> _DOCUMENT TEXT_
════════════════

School security: Makinde’s timely intervention

ON Monday, March 15, Oyo State governor, Mr. SeyiMakinde, took a step that once again placed the security situation in the country under the spotlight. He inaugurated a Security Task Force, in his words “a war room,” to address the insecurity frontally in the state. His words: “This (war room) became imperative because of the challenges that we are apparently facing, security-wise. The members have been carefully selected. The Commissioner for Local Government and Chieftaincy Matters, for instance, is supposed to be our link with our traditional institutions and with the local government areas, stakeholders at the local government levels. We want to take this opportunity to ask for support from our people, from the traditional institution to our political stakeholders and also the different ethnic nationalities that are residents of Oyo State. We do not support ethnic profiling. We are looking for criminals and we know that if we are not careful, what goes around will come around. We have been hearing about the kidnapping of school children and their teachers and we do not want that to happen in Oyo State. So, we are seeking for every support that we can get.”

As noted by Governor Makinde’s Special Adviser on security, CP FataiOwoseni (rtd), at no point does the new task force intend by action or omission to supplant the activities of the security agencies in the state.  Rather, Owoseni said, the task force intends to work in a way that is complementary to whatever it is they do. Owoseni said: “We intend to identify the various communities, contacts, and markets in our states in order that we can enumerate who is where and who we need to contact. Thirdly, the governor also stated that there is a need to have a meeting with all our traditional rulers within the week because all security matters without them will probably come to naught.” To say the very least, the security situation in the country is dire. In the past few weeks in particular, schools in the Northern part of the country have become sites of grievous crimes. Bandits and kidnappers have turned school premises into terror fields, abducting and subjecting hapless students to harrowing experiences, perhaps taking a cue from the abduction in 2014 of 276 schoolgirls from Chibok Secondary School in Borno State by BokoHaram terrorists. Between December 2020 and this month, more than 600 students have been abducted from schools in the North-West. Recently, within just ten days apart, some  300 students were abducted from the Government Girls Science Secondary School in Jangebe, Zamfara state, while 27 boys and their teachers were taken from a school in Kagara, Niger State. There were successful rescue operations, but the message was unmistakable: schools are under terrorists’ radar.

════════════════

> _PARTS OF THE EXERCISE_
1. In the text on school security, how many students were abducted from the Government Girls Science Secondary School in Jangebe, Zamfara State?
2. Carry on the text about school security and Makinde's task force, beginning right after its final sentence.

> _Document structure recognition records_
════════════════

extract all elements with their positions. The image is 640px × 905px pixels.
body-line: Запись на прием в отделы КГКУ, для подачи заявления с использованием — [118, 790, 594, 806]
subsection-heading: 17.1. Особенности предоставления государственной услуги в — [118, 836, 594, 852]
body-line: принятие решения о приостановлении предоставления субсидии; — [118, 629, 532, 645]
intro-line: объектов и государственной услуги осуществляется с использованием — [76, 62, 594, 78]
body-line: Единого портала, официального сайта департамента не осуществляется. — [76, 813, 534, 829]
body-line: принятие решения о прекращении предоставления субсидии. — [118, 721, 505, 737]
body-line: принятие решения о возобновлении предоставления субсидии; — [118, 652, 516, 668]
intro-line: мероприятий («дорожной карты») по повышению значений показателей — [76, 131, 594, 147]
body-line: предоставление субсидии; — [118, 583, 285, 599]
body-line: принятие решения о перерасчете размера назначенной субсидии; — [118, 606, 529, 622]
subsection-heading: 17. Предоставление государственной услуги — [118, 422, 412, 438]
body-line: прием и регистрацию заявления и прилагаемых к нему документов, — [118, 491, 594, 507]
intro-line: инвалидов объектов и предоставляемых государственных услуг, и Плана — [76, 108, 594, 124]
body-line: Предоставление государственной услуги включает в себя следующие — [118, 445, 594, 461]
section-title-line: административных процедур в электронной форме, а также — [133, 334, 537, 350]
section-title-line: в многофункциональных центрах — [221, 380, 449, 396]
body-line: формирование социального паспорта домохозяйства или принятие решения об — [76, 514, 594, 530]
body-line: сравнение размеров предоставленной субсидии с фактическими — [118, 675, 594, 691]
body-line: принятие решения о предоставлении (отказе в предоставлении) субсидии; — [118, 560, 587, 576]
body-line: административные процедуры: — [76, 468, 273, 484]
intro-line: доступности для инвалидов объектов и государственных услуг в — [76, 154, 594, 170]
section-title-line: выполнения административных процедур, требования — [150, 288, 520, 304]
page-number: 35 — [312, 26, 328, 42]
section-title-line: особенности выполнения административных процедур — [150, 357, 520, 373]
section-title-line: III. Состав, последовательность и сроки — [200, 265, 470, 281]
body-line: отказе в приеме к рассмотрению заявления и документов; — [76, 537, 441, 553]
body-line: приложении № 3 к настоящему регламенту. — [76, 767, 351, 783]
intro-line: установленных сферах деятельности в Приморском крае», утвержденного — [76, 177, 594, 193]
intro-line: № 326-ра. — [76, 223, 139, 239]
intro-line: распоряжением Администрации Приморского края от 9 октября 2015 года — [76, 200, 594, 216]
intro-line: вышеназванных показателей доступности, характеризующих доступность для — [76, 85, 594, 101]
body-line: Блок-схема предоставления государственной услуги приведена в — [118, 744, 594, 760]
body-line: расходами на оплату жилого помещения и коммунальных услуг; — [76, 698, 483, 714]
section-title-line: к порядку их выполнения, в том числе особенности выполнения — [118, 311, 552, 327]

════════════════

> _EXERCISE RESPONSES_
1. Some 300 students.

2.
The ugly situation in schools has of course led to other collateral damage. On Sunday February 21, the  Nigerian Air Force’s Beechcraft King Air B350i crashed while returning  to Abuja after reporting engine failure, killing all the seven passengers on board. As noted by the Chief of Air Staff, Air Vice Marshal IsiakaAmoo, the deceased personnel had been in Minna, Niger State, for days conducting intelligence, surveillance and reconnaissance missions in connection with the efforts to secure the release of the 42 students and staff abducted from the Government Science College Kagara, Niger State. From the foregoing, it is clear that Governor Makinde’s decision to place security of schools in Oyo State under security cover is quite the right step to take. By placing emphasis on preventing the replication of the ugly situation in the North in Oyo State, the governor is, in my view, inviting all Nigerians to take school security and the safety of school populations much more seriously. This is, in a way, hardly surprising given his government’s widely acknowledged embrace of proactiveness in policy making and execution. For instance, shortly on assuming office, he requested for the location of a Mobile Police Unit in the OkeOgun area of the state. Given the threats that the state has had to contend with from that axis, it is evident that Makinde’s prognosis was spot on.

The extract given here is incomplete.